• _Given exercise_
Reproduce the listing below without any change.

• _Data lines_
———
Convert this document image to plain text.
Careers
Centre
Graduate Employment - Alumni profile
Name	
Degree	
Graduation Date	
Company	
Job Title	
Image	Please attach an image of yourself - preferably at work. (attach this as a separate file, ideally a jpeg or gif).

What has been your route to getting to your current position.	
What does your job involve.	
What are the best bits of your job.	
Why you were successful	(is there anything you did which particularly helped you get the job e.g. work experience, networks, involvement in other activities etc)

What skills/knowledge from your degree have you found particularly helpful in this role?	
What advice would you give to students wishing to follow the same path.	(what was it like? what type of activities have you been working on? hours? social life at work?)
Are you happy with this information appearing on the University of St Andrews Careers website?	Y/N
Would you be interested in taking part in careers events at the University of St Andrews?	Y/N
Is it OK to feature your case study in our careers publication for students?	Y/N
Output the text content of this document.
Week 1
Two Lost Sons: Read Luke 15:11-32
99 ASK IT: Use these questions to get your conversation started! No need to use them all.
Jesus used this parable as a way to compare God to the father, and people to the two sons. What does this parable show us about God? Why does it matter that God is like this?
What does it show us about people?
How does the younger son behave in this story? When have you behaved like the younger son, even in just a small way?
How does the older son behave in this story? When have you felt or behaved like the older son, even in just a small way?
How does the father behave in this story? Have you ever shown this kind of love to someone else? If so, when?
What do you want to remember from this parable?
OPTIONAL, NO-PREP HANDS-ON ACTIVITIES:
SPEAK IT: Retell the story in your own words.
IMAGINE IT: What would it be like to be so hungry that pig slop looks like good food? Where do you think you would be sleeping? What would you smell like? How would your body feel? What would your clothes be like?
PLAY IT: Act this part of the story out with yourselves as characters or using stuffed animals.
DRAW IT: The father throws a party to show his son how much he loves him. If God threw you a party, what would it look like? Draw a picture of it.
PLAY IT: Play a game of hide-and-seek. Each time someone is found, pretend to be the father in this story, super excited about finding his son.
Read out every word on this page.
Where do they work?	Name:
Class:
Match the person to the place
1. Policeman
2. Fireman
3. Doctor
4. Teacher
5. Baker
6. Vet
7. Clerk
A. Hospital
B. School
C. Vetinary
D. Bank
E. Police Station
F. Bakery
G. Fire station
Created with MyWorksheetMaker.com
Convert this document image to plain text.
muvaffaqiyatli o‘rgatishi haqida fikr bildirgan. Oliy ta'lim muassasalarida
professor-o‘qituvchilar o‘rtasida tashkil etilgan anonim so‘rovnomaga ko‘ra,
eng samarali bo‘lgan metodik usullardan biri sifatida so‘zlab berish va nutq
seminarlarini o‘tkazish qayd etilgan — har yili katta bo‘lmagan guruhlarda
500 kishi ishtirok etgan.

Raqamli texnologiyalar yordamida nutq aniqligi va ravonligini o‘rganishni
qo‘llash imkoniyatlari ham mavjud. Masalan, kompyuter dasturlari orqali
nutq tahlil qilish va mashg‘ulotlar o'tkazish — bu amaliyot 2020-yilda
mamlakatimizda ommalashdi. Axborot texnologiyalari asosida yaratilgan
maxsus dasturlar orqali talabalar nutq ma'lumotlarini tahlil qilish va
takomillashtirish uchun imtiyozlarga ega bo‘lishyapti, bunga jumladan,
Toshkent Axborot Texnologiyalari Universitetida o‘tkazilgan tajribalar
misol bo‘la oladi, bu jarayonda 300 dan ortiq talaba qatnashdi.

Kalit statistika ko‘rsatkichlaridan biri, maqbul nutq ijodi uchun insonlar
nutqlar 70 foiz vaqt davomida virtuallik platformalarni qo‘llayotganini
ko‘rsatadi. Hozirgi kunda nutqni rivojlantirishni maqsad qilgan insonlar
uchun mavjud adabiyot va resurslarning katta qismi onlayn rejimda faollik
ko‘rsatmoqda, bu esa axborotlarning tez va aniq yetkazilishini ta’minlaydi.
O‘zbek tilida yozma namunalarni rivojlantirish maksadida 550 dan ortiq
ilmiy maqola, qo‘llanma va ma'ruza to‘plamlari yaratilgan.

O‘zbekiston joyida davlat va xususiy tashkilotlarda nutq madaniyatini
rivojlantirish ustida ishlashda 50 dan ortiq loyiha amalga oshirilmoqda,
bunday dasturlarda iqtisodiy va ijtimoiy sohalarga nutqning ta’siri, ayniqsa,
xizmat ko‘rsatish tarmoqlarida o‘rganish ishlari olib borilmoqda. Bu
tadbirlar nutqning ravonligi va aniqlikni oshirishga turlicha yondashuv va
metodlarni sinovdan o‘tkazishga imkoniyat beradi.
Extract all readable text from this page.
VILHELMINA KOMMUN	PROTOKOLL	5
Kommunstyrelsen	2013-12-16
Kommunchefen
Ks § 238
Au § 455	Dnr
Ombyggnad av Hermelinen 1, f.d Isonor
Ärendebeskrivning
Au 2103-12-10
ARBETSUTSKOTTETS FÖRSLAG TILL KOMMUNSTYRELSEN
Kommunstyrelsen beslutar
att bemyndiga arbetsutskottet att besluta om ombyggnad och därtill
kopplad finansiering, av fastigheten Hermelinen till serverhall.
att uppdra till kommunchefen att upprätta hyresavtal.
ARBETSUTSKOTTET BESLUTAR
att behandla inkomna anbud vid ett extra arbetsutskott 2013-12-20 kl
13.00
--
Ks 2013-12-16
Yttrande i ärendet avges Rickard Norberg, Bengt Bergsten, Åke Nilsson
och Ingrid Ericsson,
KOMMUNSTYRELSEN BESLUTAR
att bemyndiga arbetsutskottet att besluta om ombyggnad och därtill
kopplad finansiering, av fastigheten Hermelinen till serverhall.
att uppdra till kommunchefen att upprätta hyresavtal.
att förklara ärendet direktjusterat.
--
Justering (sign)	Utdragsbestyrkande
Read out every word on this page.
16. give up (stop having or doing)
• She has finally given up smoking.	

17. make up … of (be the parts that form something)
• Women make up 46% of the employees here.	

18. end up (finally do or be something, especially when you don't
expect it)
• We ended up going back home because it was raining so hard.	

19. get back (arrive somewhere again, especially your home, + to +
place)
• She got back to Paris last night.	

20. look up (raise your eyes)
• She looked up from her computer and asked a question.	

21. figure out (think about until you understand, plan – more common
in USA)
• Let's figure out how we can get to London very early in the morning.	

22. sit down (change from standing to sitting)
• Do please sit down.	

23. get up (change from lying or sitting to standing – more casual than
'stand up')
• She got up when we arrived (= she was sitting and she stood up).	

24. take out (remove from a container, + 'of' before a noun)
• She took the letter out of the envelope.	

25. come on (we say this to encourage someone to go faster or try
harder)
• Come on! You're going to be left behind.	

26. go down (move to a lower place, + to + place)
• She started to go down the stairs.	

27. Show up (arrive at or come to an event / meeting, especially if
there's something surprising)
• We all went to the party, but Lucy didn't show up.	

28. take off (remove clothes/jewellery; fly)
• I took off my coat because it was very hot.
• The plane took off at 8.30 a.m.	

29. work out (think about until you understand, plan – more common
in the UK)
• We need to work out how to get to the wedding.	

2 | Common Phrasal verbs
———
• _Answer to this problem_
Convert this document image to plain text.
Careers
Centre
Graduate Employment - Alumni profile
Name	
Degree	
Graduation Date	
Company	
Job Title	
Image	Please attach an image of yourself - preferably at work. (attach this as a separate file, ideally a jpeg or gif).

What has been your route to getting to your current position.	
What does your job involve.	
What are the best bits of your job.	
Why you were successful	(is there anything you did which particularly helped you get the job e.g. work experience, networks, involvement in other activities etc)

What skills/knowledge from your degree have you found particularly helpful in this role?	
What advice would you give to students wishing to follow the same path.	(what was it like? what type of activities have you been working on? hours? social life at work?)
Are you happy with this information appearing on the University of St Andrews Careers website?	Y/N
Would you be interested in taking part in careers events at the University of St Andrews?	Y/N
Is it OK to feature your case study in our careers publication for students?	Y/N
Output the text content of this document.
Week 1
Two Lost Sons: Read Luke 15:11-32
99 ASK IT: Use these questions to get your conversation started! No need to use them all.
Jesus used this parable as a way to compare God to the father, and people to the two sons. What does this parable show us about God? Why does it matter that God is like this?
What does it show us about people?
How does the younger son behave in this story? When have you behaved like the younger son, even in just a small way?
How does the older son behave in this story? When have you felt or behaved like the older son, even in just a small way?
How does the father behave in this story? Have you ever shown this kind of love to someone else? If so, when?
What do you want to remember from this parable?
OPTIONAL, NO-PREP HANDS-ON ACTIVITIES:
SPEAK IT: Retell the story in your own words.
IMAGINE IT: What would it be like to be so hungry that pig slop looks like good food? Where do you think you would be sleeping? What would you smell like? How would your body feel? What would your clothes be like?
PLAY IT: Act this part of the story out with yourselves as characters or using stuffed animals.
DRAW IT: The father throws a party to show his son how much he loves him. If God threw you a party, what would it look like? Draw a picture of it.
PLAY IT: Play a game of hide-and-seek. Each time someone is found, pretend to be the father in this story, super excited about finding his son.
Read out every word on this page.
Where do they work?	Name:
Class:
Match the person to the place
1. Policeman
2. Fireman
3. Doctor
4. Teacher
5. Baker
6. Vet
7. Clerk
A. Hospital
B. School
C. Vetinary
D. Bank
E. Police Station
F. Bakery
G. Fire station
Created with MyWorksheetMaker.com
Convert this document image to plain text.
muvaffaqiyatli o‘rgatishi haqida fikr bildirgan. Oliy ta'lim muassasalarida
professor-o‘qituvchilar o‘rtasida tashkil etilgan anonim so‘rovnomaga ko‘ra,
eng samarali bo‘lgan metodik usullardan biri sifatida so‘zlab berish va nutq
seminarlarini o‘tkazish qayd etilgan — har yili katta bo‘lmagan guruhlarda
500 kishi ishtirok etgan.

Raqamli texnologiyalar yordamida nutq aniqligi va ravonligini o‘rganishni
qo‘llash imkoniyatlari ham mavjud. Masalan, kompyuter dasturlari orqali
nutq tahlil qilish va mashg‘ulotlar o'tkazish — bu amaliyot 2020-yilda
mamlakatimizda ommalashdi. Axborot texnologiyalari asosida yaratilgan
maxsus dasturlar orqali talabalar nutq ma'lumotlarini tahlil qilish va
takomillashtirish uchun imtiyozlarga ega bo‘lishyapti, bunga jumladan,
Toshkent Axborot Texnologiyalari Universitetida o‘tkazilgan tajribalar
misol bo‘la oladi, bu jarayonda 300 dan ortiq talaba qatnashdi.

Kalit statistika ko‘rsatkichlaridan biri, maqbul nutq ijodi uchun insonlar
nutqlar 70 foiz vaqt davomida virtuallik platformalarni qo‘llayotganini
ko‘rsatadi. Hozirgi kunda nutqni rivojlantirishni maqsad qilgan insonlar
uchun mavjud adabiyot va resurslarning katta qismi onlayn rejimda faollik
ko‘rsatmoqda, bu esa axborotlarning tez va aniq yetkazilishini ta’minlaydi.
O‘zbek tilida yozma namunalarni rivojlantirish maksadida 550 dan ortiq
ilmiy maqola, qo‘llanma va ma'ruza to‘plamlari yaratilgan.

O‘zbekiston joyida davlat va xususiy tashkilotlarda nutq madaniyatini
rivojlantirish ustida ishlashda 50 dan ortiq loyiha amalga oshirilmoqda,
bunday dasturlarda iqtisodiy va ijtimoiy sohalarga nutqning ta’siri, ayniqsa,
xizmat ko‘rsatish tarmoqlarida o‘rganish ishlari olib borilmoqda. Bu
tadbirlar nutqning ravonligi va aniqlikni oshirishga turlicha yondashuv va
metodlarni sinovdan o‘tkazishga imkoniyat beradi.
Extract all readable text from this page.
VILHELMINA KOMMUN	PROTOKOLL	5
Kommunstyrelsen	2013-12-16
Kommunchefen
Ks § 238
Au § 455	Dnr
Ombyggnad av Hermelinen 1, f.d Isonor
Ärendebeskrivning
Au 2103-12-10
ARBETSUTSKOTTETS FÖRSLAG TILL KOMMUNSTYRELSEN
Kommunstyrelsen beslutar
att bemyndiga arbetsutskottet att besluta om ombyggnad och därtill
kopplad finansiering, av fastigheten Hermelinen till serverhall.
att uppdra till kommunchefen att upprätta hyresavtal.
ARBETSUTSKOTTET BESLUTAR
att behandla inkomna anbud vid ett extra arbetsutskott 2013-12-20 kl
13.00
--
Ks 2013-12-16
Yttrande i ärendet avges Rickard Norberg, Bengt Bergsten, Åke Nilsson
och Ingrid Ericsson,
KOMMUNSTYRELSEN BESLUTAR
att bemyndiga arbetsutskottet att besluta om ombyggnad och därtill
kopplad finansiering, av fastigheten Hermelinen till serverhall.
att uppdra till kommunchefen att upprätta hyresavtal.
att förklara ärendet direktjusterat.
--
Justering (sign)	Utdragsbestyrkande
Read out every word on this page.
16. give up (stop having or doing)
• She has finally given up smoking.	

17. make up … of (be the parts that form something)
• Women make up 46% of the employees here.	

18. end up (finally do or be something, especially when you don't
expect it)
• We ended up going back home because it was raining so hard.	

19. get back (arrive somewhere again, especially your home, + to +
place)
• She got back to Paris last night.	

20. look up (raise your eyes)
• She looked up from her computer and asked a question.	

21. figure out (think about until you understand, plan – more common
in USA)
• Let's figure out how we can get to London very early in the morning.	

22. sit down (change from standing to sitting)
• Do please sit down.	

23. get up (change from lying or sitting to standing – more casual than
'stand up')
• She got up when we arrived (= she was sitting and she stood up).	

24. take out (remove from a container, + 'of' before a noun)
• She took the letter out of the envelope.	

25. come on (we say this to encourage someone to go faster or try
harder)
• Come on! You're going to be left behind.	

26. go down (move to a lower place, + to + place)
• She started to go down the stairs.	

27. Show up (arrive at or come to an event / meeting, especially if
there's something surprising)
• We all went to the party, but Lucy didn't show up.	

28. take off (remove clothes/jewellery; fly)
• I took off my coat because it was very hot.
• The plane took off at 8.30 a.m.	

29. work out (think about until you understand, plan – more common
in the UK)
• We need to work out how to get to the wedding.	

2 | Common Phrasal verbs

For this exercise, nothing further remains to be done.